[Stored data entries]

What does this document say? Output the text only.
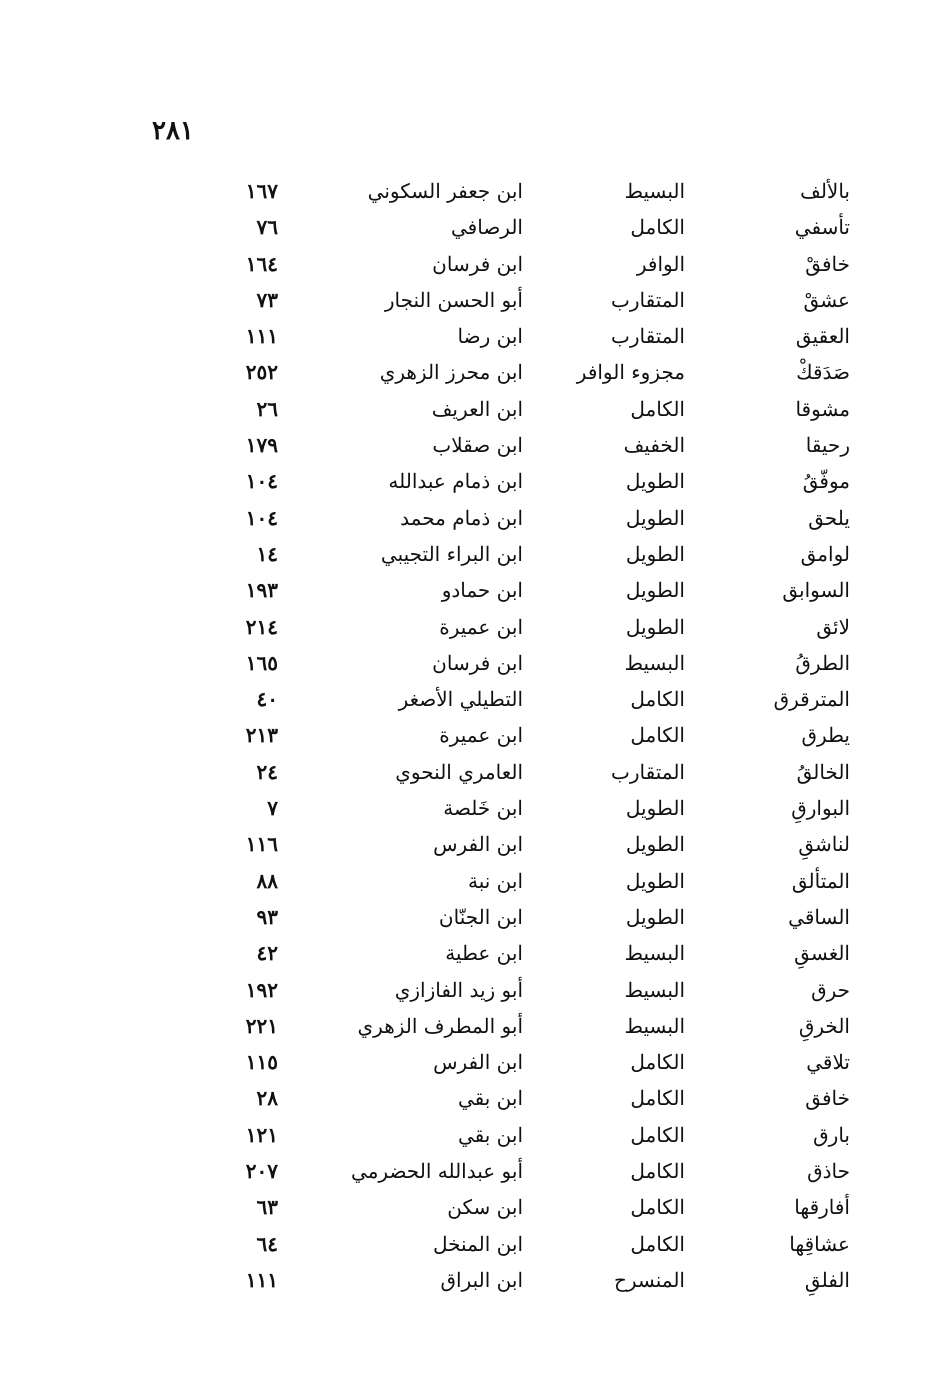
٢٨١
بالألف
البسيط
ابن جعفر السكوني
١٦٧
تأسفي
الكامل
الرصافي
٧٦
خافقْ
الوافر
ابن فرسان
١٦٤
عشقْ
المتقارب
أبو الحسن النجار
٧٣
العقيق
المتقارب
ابن رضا
١١١
صَدَقكْ
مجزوء الوافر
ابن محرز الزهري
٢٥٢
مشوقا
الكامل
ابن العريف
٢٦
رحيقا
الخفيف
ابن صقلاب
١٧٩
موفّقُ
الطويل
ابن ذمام عبدالله
١٠٤
يلحق
الطويل
ابن ذمام محمد
١٠٤
لوامق
الطويل
ابن البراء التجيبي
١٤
السوابق
الطويل
ابن حمادو
١٩٣
لائق
الطويل
ابن عميرة
٢١٤
الطرقُ
البسيط
ابن فرسان
١٦٥
المترقرق
الكامل
التطيلي الأصغر
٤٠
يطرق
الكامل
ابن عميرة
٢١٣
الخالقُ
المتقارب
العامري النحوي
٢٤
البوارقِ
الطويل
ابن خَلصة
٧
لناشقِ
الطويل
ابن الفرس
١١٦
المتألق
الطويل
ابن نبة
٨٨
الساقي
الطويل
ابن الجنّان
٩٣
الغسقِ
البسيط
ابن عطية
٤٢
حرق
البسيط
أبو زيد الفازازي
١٩٢
الخرقِ
البسيط
أبو المطرف الزهري
٢٢١
تلاقي
الكامل
ابن الفرس
١١٥
خافق
الكامل
ابن بقي
٢٨
بارق
الكامل
ابن بقي
١٢١
حاذق
الكامل
أبو عبدالله الحضرمي
٢٠٧
أفارقها
الكامل
ابن سكن
٦٣
عشاقِها
الكامل
ابن المنخل
٦٤
الفلقِ
المنسرح
ابن البراق
١١١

### [What you should do]
List the lines of the entries that include "عبدالله".

### [Finished task]
ابن ذمام عبدالله
أبو عبدالله الحضرمي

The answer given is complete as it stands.